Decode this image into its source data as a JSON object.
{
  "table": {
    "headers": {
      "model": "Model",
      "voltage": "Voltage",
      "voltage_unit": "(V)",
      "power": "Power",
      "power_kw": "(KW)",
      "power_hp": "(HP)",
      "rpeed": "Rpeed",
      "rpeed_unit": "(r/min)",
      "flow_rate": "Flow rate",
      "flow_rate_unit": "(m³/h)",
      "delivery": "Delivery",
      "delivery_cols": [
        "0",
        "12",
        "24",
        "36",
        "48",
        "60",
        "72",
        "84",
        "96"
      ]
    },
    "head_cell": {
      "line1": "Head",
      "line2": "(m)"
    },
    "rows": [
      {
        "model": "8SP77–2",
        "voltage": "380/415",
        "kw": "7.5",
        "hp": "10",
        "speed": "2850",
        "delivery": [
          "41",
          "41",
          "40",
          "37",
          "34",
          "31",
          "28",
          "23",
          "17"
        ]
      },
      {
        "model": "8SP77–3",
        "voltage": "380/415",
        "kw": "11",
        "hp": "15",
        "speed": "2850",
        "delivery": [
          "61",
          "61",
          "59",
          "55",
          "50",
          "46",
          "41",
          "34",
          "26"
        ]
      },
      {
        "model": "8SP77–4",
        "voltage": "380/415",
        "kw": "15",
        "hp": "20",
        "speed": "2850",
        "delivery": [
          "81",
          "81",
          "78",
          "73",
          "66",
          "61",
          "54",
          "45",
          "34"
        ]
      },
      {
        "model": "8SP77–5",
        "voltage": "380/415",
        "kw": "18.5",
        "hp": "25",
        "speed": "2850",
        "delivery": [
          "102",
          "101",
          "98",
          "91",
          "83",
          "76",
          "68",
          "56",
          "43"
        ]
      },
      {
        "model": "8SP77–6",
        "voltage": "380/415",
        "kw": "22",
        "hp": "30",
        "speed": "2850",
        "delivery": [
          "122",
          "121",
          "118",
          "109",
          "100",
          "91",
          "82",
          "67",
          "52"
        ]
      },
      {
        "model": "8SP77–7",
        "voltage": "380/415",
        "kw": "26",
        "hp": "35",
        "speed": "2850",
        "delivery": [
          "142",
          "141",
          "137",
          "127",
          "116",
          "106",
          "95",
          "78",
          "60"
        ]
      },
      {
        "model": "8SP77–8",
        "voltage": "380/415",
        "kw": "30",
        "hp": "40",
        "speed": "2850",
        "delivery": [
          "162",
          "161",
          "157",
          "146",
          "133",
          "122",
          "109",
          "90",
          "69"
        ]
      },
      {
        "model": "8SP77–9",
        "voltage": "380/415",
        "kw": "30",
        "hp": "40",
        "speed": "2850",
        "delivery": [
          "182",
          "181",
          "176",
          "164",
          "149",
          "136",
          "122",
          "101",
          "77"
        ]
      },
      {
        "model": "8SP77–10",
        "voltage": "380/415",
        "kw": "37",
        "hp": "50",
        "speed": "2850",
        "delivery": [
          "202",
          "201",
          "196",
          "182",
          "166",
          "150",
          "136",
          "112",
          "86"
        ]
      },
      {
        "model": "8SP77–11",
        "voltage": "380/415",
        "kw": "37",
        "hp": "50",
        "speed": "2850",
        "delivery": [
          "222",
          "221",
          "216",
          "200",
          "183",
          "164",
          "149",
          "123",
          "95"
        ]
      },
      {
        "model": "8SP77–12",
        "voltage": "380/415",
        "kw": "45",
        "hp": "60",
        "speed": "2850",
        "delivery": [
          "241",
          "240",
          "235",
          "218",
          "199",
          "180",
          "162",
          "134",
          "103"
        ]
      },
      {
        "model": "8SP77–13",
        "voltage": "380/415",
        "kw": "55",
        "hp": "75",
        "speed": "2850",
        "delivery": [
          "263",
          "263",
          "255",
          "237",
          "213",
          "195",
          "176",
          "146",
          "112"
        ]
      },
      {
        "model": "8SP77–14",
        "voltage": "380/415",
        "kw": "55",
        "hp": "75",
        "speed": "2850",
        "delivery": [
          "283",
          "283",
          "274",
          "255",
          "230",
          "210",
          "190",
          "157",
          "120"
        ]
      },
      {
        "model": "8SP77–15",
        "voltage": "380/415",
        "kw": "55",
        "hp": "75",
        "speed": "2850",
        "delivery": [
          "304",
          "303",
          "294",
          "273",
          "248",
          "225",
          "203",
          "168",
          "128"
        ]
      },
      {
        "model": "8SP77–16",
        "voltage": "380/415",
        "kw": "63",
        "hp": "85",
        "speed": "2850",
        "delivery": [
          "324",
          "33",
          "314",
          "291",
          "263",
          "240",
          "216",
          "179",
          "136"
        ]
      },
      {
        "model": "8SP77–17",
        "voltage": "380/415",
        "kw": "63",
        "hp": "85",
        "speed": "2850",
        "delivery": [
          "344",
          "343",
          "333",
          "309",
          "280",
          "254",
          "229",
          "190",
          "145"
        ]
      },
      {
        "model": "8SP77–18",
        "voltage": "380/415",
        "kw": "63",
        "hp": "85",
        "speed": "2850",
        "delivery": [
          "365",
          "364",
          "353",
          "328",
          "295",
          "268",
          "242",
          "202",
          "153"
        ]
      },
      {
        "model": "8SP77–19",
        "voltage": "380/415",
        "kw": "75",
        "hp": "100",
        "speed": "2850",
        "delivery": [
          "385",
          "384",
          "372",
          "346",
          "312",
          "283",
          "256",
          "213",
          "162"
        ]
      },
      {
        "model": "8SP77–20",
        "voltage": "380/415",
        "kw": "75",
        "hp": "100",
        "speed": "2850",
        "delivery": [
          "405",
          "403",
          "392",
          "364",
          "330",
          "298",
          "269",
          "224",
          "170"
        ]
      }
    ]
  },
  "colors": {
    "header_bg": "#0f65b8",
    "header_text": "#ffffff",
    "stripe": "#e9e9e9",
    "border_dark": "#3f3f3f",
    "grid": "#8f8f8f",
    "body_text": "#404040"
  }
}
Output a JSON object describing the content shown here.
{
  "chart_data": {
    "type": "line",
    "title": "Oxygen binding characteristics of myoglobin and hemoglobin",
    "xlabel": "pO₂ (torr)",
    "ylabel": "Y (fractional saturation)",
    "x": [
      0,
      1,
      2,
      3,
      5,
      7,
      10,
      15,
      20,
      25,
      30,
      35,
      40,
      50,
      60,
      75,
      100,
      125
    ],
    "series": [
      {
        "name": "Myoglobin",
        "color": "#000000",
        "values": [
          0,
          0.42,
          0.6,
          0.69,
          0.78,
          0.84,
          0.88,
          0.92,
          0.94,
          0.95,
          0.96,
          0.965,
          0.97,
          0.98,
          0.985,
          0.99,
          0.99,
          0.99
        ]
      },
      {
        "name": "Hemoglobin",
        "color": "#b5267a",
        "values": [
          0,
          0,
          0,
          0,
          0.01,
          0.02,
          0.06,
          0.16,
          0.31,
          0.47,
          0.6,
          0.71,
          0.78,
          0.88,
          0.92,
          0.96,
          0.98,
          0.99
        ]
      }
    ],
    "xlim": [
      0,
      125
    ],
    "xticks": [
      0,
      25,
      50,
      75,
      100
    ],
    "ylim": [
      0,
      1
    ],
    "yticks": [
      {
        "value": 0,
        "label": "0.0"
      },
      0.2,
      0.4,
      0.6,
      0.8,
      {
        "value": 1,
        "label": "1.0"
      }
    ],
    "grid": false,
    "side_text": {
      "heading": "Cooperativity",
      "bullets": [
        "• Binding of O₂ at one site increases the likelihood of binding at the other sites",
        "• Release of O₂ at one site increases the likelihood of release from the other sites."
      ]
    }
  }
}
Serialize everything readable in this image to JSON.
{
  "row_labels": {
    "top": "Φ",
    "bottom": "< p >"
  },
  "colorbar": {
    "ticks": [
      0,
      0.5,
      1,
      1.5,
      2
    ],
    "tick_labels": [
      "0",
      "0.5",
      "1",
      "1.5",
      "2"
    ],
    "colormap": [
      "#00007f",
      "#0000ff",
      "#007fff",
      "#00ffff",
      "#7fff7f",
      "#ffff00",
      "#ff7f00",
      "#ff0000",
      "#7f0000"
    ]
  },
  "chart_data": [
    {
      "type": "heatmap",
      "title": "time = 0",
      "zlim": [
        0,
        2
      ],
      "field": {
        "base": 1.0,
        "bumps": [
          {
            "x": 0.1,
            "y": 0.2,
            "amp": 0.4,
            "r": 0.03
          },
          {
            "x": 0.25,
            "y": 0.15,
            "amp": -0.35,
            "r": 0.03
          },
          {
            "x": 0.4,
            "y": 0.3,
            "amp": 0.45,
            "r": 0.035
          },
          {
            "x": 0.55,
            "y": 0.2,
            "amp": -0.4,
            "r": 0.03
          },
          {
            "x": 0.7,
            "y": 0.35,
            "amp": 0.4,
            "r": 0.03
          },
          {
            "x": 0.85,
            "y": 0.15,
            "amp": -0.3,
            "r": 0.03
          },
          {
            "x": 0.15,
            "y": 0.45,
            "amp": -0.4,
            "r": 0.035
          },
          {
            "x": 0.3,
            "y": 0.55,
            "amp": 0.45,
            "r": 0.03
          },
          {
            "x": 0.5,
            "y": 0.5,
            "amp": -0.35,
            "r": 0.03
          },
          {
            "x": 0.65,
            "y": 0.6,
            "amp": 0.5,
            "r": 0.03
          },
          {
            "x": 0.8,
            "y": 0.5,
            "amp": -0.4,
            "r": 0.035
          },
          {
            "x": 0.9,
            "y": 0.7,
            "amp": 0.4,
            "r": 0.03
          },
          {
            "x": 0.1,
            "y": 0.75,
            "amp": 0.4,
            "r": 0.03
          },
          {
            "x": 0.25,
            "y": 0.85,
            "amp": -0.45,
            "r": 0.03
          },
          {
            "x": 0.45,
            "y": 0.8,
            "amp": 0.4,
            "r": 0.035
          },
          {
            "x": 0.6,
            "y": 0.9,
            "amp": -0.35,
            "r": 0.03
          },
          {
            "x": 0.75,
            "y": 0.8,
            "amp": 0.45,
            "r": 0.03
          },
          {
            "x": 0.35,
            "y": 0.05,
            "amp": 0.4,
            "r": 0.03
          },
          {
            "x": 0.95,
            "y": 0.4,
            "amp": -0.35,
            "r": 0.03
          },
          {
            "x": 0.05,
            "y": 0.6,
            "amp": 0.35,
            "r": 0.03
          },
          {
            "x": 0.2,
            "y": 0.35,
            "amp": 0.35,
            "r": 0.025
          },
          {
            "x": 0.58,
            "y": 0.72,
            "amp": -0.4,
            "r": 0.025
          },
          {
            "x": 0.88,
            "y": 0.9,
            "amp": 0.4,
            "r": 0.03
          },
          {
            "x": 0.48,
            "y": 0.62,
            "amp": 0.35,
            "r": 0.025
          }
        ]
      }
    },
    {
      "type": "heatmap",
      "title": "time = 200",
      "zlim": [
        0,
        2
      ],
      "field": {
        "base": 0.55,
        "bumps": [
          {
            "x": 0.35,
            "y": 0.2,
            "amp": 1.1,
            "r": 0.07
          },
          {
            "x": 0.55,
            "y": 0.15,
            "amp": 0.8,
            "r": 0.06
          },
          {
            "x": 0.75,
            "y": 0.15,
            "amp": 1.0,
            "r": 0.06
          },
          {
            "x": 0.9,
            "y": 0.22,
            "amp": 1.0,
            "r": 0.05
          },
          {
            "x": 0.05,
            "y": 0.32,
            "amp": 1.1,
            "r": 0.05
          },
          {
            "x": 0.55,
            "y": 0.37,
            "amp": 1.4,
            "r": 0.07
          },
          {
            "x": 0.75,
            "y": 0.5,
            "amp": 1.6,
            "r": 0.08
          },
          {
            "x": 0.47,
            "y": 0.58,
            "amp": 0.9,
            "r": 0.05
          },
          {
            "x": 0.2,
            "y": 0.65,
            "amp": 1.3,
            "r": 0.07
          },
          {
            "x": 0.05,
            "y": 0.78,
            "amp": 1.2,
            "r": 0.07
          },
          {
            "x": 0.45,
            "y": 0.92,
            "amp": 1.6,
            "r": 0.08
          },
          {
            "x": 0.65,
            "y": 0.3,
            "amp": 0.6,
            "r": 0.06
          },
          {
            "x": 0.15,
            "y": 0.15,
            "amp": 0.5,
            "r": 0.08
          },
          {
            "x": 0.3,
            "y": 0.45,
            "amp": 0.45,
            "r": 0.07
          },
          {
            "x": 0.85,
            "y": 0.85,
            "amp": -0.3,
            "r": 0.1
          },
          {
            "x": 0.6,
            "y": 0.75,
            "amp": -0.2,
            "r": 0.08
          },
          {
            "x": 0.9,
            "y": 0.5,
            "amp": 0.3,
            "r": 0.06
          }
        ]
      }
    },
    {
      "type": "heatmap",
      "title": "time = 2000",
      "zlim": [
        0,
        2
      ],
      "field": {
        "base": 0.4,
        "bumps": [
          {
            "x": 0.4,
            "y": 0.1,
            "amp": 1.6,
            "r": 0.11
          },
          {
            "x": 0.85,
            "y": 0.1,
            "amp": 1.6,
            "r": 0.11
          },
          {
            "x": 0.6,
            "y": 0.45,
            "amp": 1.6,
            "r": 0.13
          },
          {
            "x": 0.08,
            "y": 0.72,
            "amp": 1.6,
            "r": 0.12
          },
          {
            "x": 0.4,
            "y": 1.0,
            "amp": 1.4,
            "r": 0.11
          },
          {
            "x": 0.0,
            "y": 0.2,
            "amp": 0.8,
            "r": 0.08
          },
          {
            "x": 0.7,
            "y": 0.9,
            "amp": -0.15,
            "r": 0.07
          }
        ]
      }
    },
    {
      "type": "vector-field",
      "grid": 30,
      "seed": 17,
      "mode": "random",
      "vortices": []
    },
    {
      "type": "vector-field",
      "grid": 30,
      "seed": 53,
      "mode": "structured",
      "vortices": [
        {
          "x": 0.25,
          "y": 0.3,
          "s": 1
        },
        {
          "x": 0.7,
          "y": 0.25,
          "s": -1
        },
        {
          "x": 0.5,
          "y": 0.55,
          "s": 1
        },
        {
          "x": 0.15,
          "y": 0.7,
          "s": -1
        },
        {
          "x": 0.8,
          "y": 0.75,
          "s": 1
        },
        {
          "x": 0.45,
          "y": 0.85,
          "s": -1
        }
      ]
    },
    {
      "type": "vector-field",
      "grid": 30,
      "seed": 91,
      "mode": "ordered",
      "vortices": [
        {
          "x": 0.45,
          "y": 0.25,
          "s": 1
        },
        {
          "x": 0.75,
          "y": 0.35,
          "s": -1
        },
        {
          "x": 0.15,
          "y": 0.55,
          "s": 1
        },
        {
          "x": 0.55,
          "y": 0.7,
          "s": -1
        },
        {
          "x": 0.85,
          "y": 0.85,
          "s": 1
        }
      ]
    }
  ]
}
★ ★ ★
> _What you need to do_
Find every line in the records above that contains the word "likelihood", and copy each one.

> _Exercise output_
        "• Binding of O₂ at one site increases the likelihood of binding at the other sites",
        "• Release of O₂ at one site increases the likelihood of release from the other sites."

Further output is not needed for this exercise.